### Data excerpts:
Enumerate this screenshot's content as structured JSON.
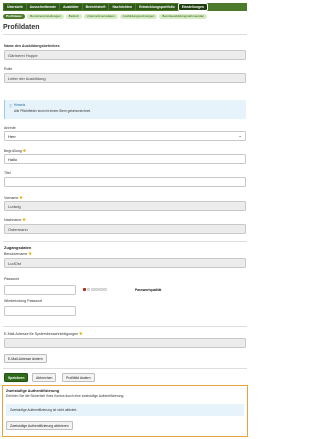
{
  "nav": {
    "tabs": [
      "Übersicht",
      "Ausschreibende",
      "Ausbilder",
      "Berichtsheft",
      "Nachrichten",
      "Entwicklungsportfolio",
      "Einstellungen"
    ],
    "active_index": 6
  },
  "subnav": {
    "tabs": [
      "Profildaten",
      "Benutzereinstellungen",
      "Betrieb",
      "Unternehmensdaten",
      "Ausbildungsordnungen",
      "Berufsausbildungsrahmenplan"
    ],
    "active_index": 0
  },
  "page": {
    "title": "Profildaten"
  },
  "company": {
    "label": "Name des Ausbildungsbetriebes",
    "value": "Gärtnerei Hoppe"
  },
  "role": {
    "label": "Rolle",
    "value": "Leiter der Ausbildung"
  },
  "notice": {
    "title": "Hinweis",
    "text": "Alle Pflichtfelder sind mit einem Stern gekennzeichnet.",
    "icon": "info-icon"
  },
  "salutation": {
    "label": "Anrede",
    "value": "Herr"
  },
  "greeting": {
    "label": "Begrüßung",
    "value": "Hallo"
  },
  "title_field": {
    "label": "Titel",
    "value": ""
  },
  "firstname": {
    "label": "Vorname",
    "value": "Ludwig"
  },
  "lastname": {
    "label": "Nachname",
    "value": "Ostermann"
  },
  "access": {
    "heading": "Zugangsdaten",
    "username_label": "Benutzername",
    "username_value": "LudOst",
    "password_label": "Passwort",
    "password_quality_label": "Passwortqualität",
    "password_quality_level": 1,
    "password_quality_max": 6,
    "repeat_label": "Wiederholung Passwort"
  },
  "email": {
    "label": "E-Mail-Adresse für Systembenachrichtigungen",
    "value": "",
    "change_label": "E-Mail-Adresse ändern"
  },
  "actions": {
    "save": "Speichern",
    "cancel": "Abbrechen",
    "change_profile": "Profilbild ändern"
  },
  "twofa": {
    "title": "Zweistufige Authentifizierung",
    "text": "Erhöhen Sie die Sicherheit Ihres Kontos durch eine zweistufige Authentifizierung.",
    "status": "Zweistufige Authentifizierung ist nicht aktiviert.",
    "activate_label": "Zweistufige Authentifizierung aktivieren"
  },
  "colors": {
    "nav_green": "#4a7a2a",
    "accent_orange": "#e8a33c",
    "info_blue": "#e6f3fb",
    "required_star": "#e0b000"
  }
}
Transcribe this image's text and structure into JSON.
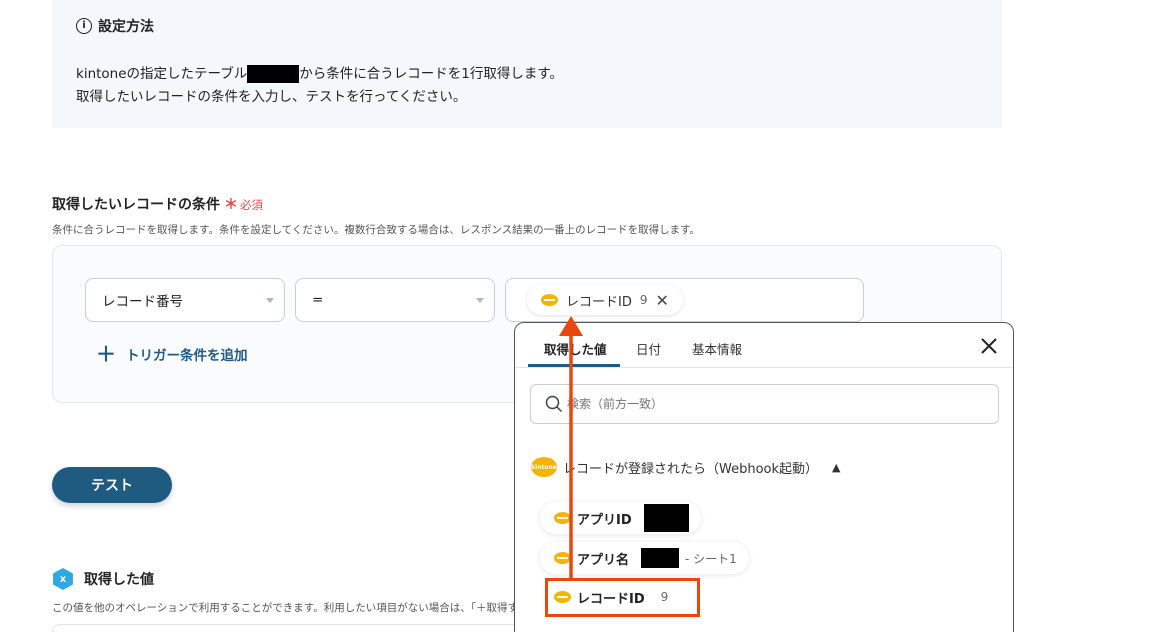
{
  "info": {
    "title": "設定方法",
    "line1_pre": "kintoneの指定したテーブル",
    "line1_post": "から条件に合うレコードを1行取得します。",
    "line2": "取得したいレコードの条件を入力し、テストを行ってください。"
  },
  "condition": {
    "title": "取得したいレコードの条件",
    "required_mark": "＊",
    "required_text": "必須",
    "description": "条件に合うレコードを取得します。条件を設定してください。複数行合致する場合は、レスポンス結果の一番上のレコードを取得します。",
    "field_select": "レコード番号",
    "operator_select": "=",
    "value_chip": {
      "label": "レコードID",
      "value": "9"
    },
    "add_trigger": "トリガー条件を追加"
  },
  "test_button": "テスト",
  "got_values": {
    "title": "取得した値",
    "description": "この値を他のオペレーションで利用することができます。利用したい項目がない場合は、「＋取得する値を追加」から項目を追加してください。"
  },
  "popup": {
    "tabs": [
      "取得した値",
      "日付",
      "基本情報"
    ],
    "active_tab": 0,
    "search_placeholder": "検索（前方一致）",
    "section_title": "レコードが登録されたら（Webhook起動）",
    "section_icon_text": "kintone",
    "items": [
      {
        "label": "アプリID",
        "value": ""
      },
      {
        "label": "アプリ名",
        "value": "- シート1"
      },
      {
        "label": "レコードID",
        "value": "9"
      }
    ]
  },
  "colors": {
    "accent": "#1f5a80",
    "required": "#e5484d",
    "annotation": "#e8470e",
    "kintone": "#f5b400"
  }
}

### What you will do:
Take the entries shown above and quote them verbatim, passing over the pictures.

### Completed exercise:
Enumerate this screenshot's content as structured JSON.
{
  "nav": {
    "tabs": [
      "Übersicht",
      "Ausschreibende",
      "Ausbilder",
      "Berichtsheft",
      "Nachrichten",
      "Entwicklungsportfolio",
      "Einstellungen"
    ],
    "active_index": 6
  },
  "subnav": {
    "tabs": [
      "Profildaten",
      "Benutzereinstellungen",
      "Betrieb",
      "Unternehmensdaten",
      "Ausbildungsordnungen",
      "Berufsausbildungsrahmenplan"
    ],
    "active_index": 0
  },
  "page": {
    "title": "Profildaten"
  },
  "company": {
    "label": "Name des Ausbildungsbetriebes",
    "value": "Gärtnerei Hoppe"
  },
  "role": {
    "label": "Rolle",
    "value": "Leiter der Ausbildung"
  },
  "notice": {
    "title": "Hinweis",
    "text": "Alle Pflichtfelder sind mit einem Stern gekennzeichnet.",
    "icon": "info-icon"
  },
  "salutation": {
    "label": "Anrede",
    "value": "Herr"
  },
  "greeting": {
    "label": "Begrüßung",
    "value": "Hallo"
  },
  "title_field": {
    "label": "Titel",
    "value": ""
  },
  "firstname": {
    "label": "Vorname",
    "value": "Ludwig"
  },
  "lastname": {
    "label": "Nachname",
    "value": "Ostermann"
  },
  "access": {
    "heading": "Zugangsdaten",
    "username_label": "Benutzername",
    "username_value": "LudOst",
    "password_label": "Passwort",
    "password_quality_label": "Passwortqualität",
    "password_quality_level": 1,
    "password_quality_max": 6,
    "repeat_label": "Wiederholung Passwort"
  },
  "email": {
    "label": "E-Mail-Adresse für Systembenachrichtigungen",
    "value": "",
    "change_label": "E-Mail-Adresse ändern"
  },
  "actions": {
    "save": "Speichern",
    "cancel": "Abbrechen",
    "change_profile": "Profilbild ändern"
  },
  "twofa": {
    "title": "Zweistufige Authentifizierung",
    "text": "Erhöhen Sie die Sicherheit Ihres Kontos durch eine zweistufige Authentifizierung.",
    "status": "Zweistufige Authentifizierung ist nicht aktiviert.",
    "activate_label": "Zweistufige Authentifizierung aktivieren"
  },
  "colors": {
    "nav_green": "#4a7a2a",
    "accent_orange": "#e8a33c",
    "info_blue": "#e6f3fb",
    "required_star": "#e0b000"
  }
}
Transcribe this image's text and structure into JSON.
{
  "info": {
    "title": "設定方法",
    "line1_pre": "kintoneの指定したテーブル",
    "line1_post": "から条件に合うレコードを1行取得します。",
    "line2": "取得したいレコードの条件を入力し、テストを行ってください。"
  },
  "condition": {
    "title": "取得したいレコードの条件",
    "required_mark": "＊",
    "required_text": "必須",
    "description": "条件に合うレコードを取得します。条件を設定してください。複数行合致する場合は、レスポンス結果の一番上のレコードを取得します。",
    "field_select": "レコード番号",
    "operator_select": "=",
    "value_chip": {
      "label": "レコードID",
      "value": "9"
    },
    "add_trigger": "トリガー条件を追加"
  },
  "test_button": "テスト",
  "got_values": {
    "title": "取得した値",
    "description": "この値を他のオペレーションで利用することができます。利用したい項目がない場合は、「＋取得する値を追加」から項目を追加してください。"
  },
  "popup": {
    "tabs": [
      "取得した値",
      "日付",
      "基本情報"
    ],
    "active_tab": 0,
    "search_placeholder": "検索（前方一致）",
    "section_title": "レコードが登録されたら（Webhook起動）",
    "section_icon_text": "kintone",
    "items": [
      {
        "label": "アプリID",
        "value": ""
      },
      {
        "label": "アプリ名",
        "value": "- シート1"
      },
      {
        "label": "レコードID",
        "value": "9"
      }
    ]
  },
  "colors": {
    "accent": "#1f5a80",
    "required": "#e5484d",
    "annotation": "#e8470e",
    "kintone": "#f5b400"
  }
}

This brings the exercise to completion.